## Task statement
Write out all the lines again, precisely as they stand, but without the images.

[Collection entries]
-*-*-
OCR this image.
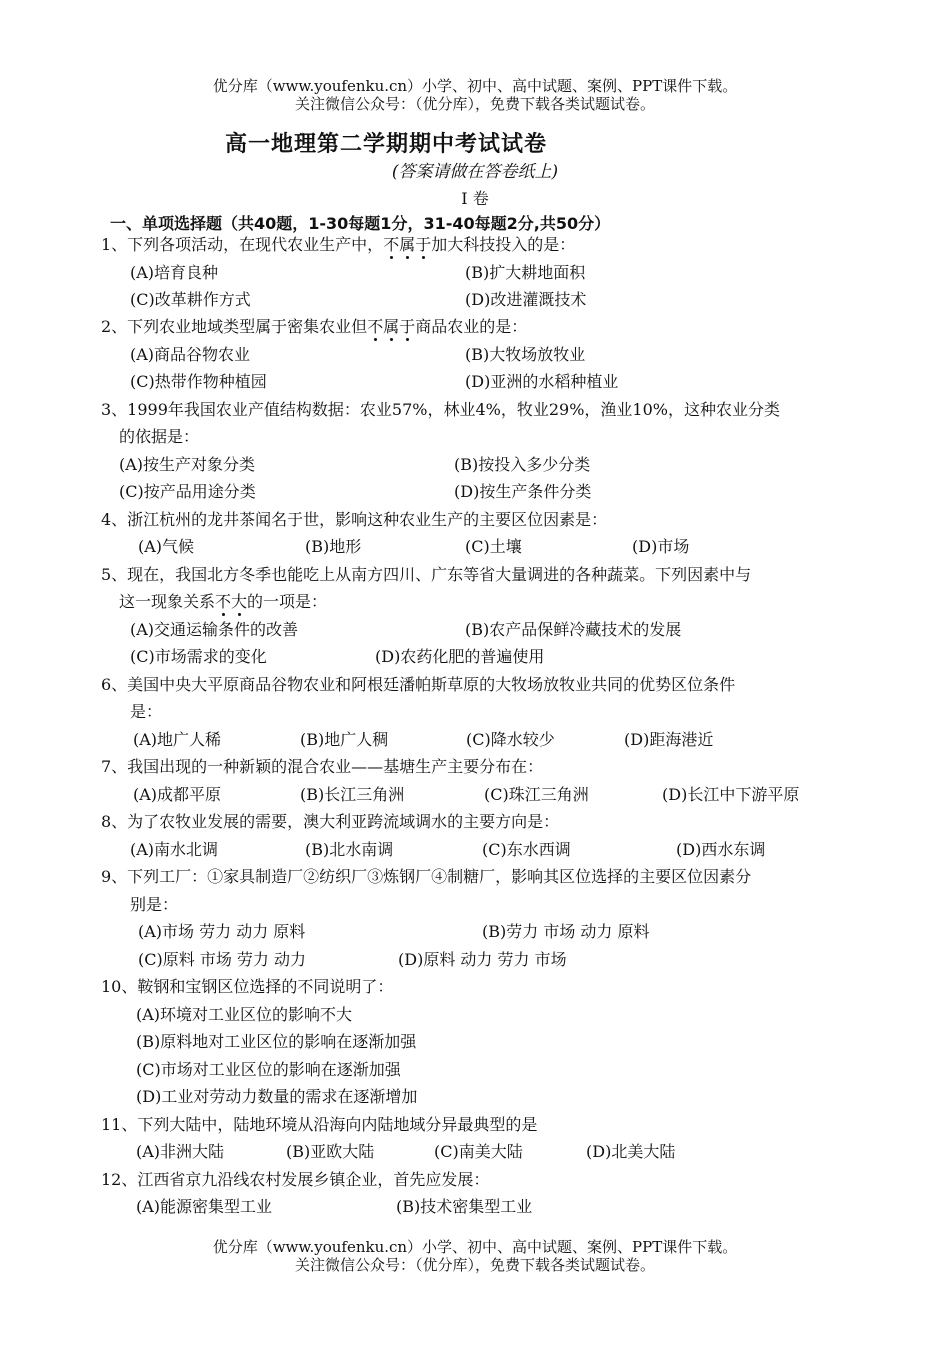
优分库（www.youfenku.cn）小学、初中、高中试题、案例、PPT课件下载。
关注微信公众号：（优分库），免费下载各类试题试卷。
高一地理第二学期期中考试试卷
(答案请做在答卷纸上)
Ⅰ 卷
一、单项选择题（共40题，1-30每题1分，31-40每题2分,共50分）
1、下列各项活动，在现代农业生产中，不属于加大科技投入的是：
(A)培育良种	(B)扩大耕地面积
(C)改革耕作方式	(D)改进灌溉技术
2、下列农业地域类型属于密集农业但不属于商品农业的是：
(A)商品谷物农业	(B)大牧场放牧业
(C)热带作物种植园	(D)亚洲的水稻种植业
3、1999年我国农业产值结构数据：农业57%，林业4%，牧业29%，渔业10%，这种农业分类
的依据是：
(A)按生产对象分类	(B)按投入多少分类
(C)按产品用途分类	(D)按生产条件分类
4、浙江杭州的龙井茶闻名于世，影响这种农业生产的主要区位因素是：
(A)气候	(B)地形	(C)土壤	(D)市场
5、现在，我国北方冬季也能吃上从南方四川、广东等省大量调进的各种蔬菜。下列因素中与
这一现象关系不大的一项是：
(A)交通运输条件的改善	(B)农产品保鲜冷藏技术的发展
(C)市场需求的变化	(D)农药化肥的普遍使用
6、美国中央大平原商品谷物农业和阿根廷潘帕斯草原的大牧场放牧业共同的优势区位条件
是：
(A)地广人稀	(B)地广人稠	(C)降水较少	(D)距海港近
7、我国出现的一种新颖的混合农业——基塘生产主要分布在：
(A)成都平原	(B)长江三角洲	(C)珠江三角洲	(D)长江中下游平原
8、为了农牧业发展的需要，澳大利亚跨流域调水的主要方向是：
(A)南水北调	(B)北水南调	(C)东水西调	(D)西水东调
9、下列工厂：①家具制造厂②纺织厂③炼钢厂④制糖厂，影响其区位选择的主要区位因素分
别是：
(A)市场 劳力 动力 原料	(B)劳力 市场 动力 原料
(C)原料 市场 劳力 动力	(D)原料 动力 劳力 市场
10、鞍钢和宝钢区位选择的不同说明了：
(A)环境对工业区位的影响不大
(B)原料地对工业区位的影响在逐渐加强
(C)市场对工业区位的影响在逐渐加强
(D)工业对劳动力数量的需求在逐渐增加
11、下列大陆中，陆地环境从沿海向内陆地域分异最典型的是
(A)非洲大陆	(B)亚欧大陆	(C)南美大陆	(D)北美大陆
12、江西省京九沿线农村发展乡镇企业，首先应发展：
(A)能源密集型工业	(B)技术密集型工业
优分库（www.youfenku.cn）小学、初中、高中试题、案例、PPT课件下载。
关注微信公众号：（优分库），免费下载各类试题试卷。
-*-*-
## Response to the task
OCR this image.
优分库（www.youfenku.cn）小学、初中、高中试题、案例、PPT课件下载。
关注微信公众号：（优分库），免费下载各类试题试卷。
高一地理第二学期期中考试试卷
(答案请做在答卷纸上)
Ⅰ 卷
一、单项选择题（共40题，1-30每题1分，31-40每题2分,共50分）
1、下列各项活动，在现代农业生产中，不属于加大科技投入的是：
(A)培育良种	(B)扩大耕地面积
(C)改革耕作方式	(D)改进灌溉技术
2、下列农业地域类型属于密集农业但不属于商品农业的是：
(A)商品谷物农业	(B)大牧场放牧业
(C)热带作物种植园	(D)亚洲的水稻种植业
3、1999年我国农业产值结构数据：农业57%，林业4%，牧业29%，渔业10%，这种农业分类
的依据是：
(A)按生产对象分类	(B)按投入多少分类
(C)按产品用途分类	(D)按生产条件分类
4、浙江杭州的龙井茶闻名于世，影响这种农业生产的主要区位因素是：
(A)气候	(B)地形	(C)土壤	(D)市场
5、现在，我国北方冬季也能吃上从南方四川、广东等省大量调进的各种蔬菜。下列因素中与
这一现象关系不大的一项是：
(A)交通运输条件的改善	(B)农产品保鲜冷藏技术的发展
(C)市场需求的变化	(D)农药化肥的普遍使用
6、美国中央大平原商品谷物农业和阿根廷潘帕斯草原的大牧场放牧业共同的优势区位条件
是：
(A)地广人稀	(B)地广人稠	(C)降水较少	(D)距海港近
7、我国出现的一种新颖的混合农业——基塘生产主要分布在：
(A)成都平原	(B)长江三角洲	(C)珠江三角洲	(D)长江中下游平原
8、为了农牧业发展的需要，澳大利亚跨流域调水的主要方向是：
(A)南水北调	(B)北水南调	(C)东水西调	(D)西水东调
9、下列工厂：①家具制造厂②纺织厂③炼钢厂④制糖厂，影响其区位选择的主要区位因素分
别是：
(A)市场 劳力 动力 原料	(B)劳力 市场 动力 原料
(C)原料 市场 劳力 动力	(D)原料 动力 劳力 市场
10、鞍钢和宝钢区位选择的不同说明了：
(A)环境对工业区位的影响不大
(B)原料地对工业区位的影响在逐渐加强
(C)市场对工业区位的影响在逐渐加强
(D)工业对劳动力数量的需求在逐渐增加
11、下列大陆中，陆地环境从沿海向内陆地域分异最典型的是
(A)非洲大陆	(B)亚欧大陆	(C)南美大陆	(D)北美大陆
12、江西省京九沿线农村发展乡镇企业，首先应发展：
(A)能源密集型工业	(B)技术密集型工业
优分库（www.youfenku.cn）小学、初中、高中试题、案例、PPT课件下载。
关注微信公众号：（优分库），免费下载各类试题试卷。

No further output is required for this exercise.